▶ [Material to process]
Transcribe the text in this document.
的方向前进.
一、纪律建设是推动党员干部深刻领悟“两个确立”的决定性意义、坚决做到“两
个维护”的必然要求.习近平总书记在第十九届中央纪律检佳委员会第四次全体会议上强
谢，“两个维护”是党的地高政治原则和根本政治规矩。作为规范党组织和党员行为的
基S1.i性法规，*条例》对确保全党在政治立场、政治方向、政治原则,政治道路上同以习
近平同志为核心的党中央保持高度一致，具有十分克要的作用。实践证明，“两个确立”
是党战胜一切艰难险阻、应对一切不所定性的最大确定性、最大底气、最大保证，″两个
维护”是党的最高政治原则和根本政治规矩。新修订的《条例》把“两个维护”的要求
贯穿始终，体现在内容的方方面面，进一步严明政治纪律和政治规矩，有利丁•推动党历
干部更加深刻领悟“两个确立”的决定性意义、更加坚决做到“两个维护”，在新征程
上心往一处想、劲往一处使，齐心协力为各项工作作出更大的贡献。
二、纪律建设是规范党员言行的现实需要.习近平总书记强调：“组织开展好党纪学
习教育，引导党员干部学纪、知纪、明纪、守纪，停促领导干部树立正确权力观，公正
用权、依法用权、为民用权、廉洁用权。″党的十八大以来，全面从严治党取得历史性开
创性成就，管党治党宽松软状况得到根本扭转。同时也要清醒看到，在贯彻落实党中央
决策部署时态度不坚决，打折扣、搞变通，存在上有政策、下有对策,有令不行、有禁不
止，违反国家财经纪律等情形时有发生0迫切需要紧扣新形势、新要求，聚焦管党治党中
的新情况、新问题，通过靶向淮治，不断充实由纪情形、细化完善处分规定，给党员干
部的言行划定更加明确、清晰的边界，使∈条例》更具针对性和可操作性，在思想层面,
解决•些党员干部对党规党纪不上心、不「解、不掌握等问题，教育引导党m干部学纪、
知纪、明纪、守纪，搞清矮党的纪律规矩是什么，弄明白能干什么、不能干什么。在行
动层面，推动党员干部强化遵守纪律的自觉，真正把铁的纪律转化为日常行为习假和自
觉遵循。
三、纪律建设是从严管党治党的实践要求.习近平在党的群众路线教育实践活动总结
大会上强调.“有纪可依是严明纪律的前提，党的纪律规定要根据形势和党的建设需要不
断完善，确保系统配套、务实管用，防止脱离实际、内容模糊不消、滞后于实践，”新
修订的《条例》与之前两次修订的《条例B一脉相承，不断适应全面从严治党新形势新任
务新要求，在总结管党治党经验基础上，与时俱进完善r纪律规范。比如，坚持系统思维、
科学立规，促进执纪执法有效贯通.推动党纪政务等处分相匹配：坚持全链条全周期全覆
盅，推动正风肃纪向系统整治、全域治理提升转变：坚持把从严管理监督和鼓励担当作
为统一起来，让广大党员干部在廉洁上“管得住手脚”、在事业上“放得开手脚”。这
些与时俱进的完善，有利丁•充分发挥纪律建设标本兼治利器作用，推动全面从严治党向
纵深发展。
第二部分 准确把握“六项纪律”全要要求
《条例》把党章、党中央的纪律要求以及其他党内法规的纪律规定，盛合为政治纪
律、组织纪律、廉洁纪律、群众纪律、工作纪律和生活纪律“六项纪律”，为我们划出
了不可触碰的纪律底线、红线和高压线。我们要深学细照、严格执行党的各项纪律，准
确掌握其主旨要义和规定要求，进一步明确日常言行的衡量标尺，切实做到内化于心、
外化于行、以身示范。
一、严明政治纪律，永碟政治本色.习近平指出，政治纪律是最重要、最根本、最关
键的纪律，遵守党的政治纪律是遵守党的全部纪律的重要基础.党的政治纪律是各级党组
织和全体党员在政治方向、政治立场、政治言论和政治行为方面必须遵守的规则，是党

▶ [Work instructions] Locate each line with the word "六项纪律" and copy it.

▶ [Exercise solution]
第二部分 准确把握“六项纪律”全要要求
律、组织纪律、廉洁纪律、群众纪律、工作纪律和生活纪律“六项纪律”，为我们划出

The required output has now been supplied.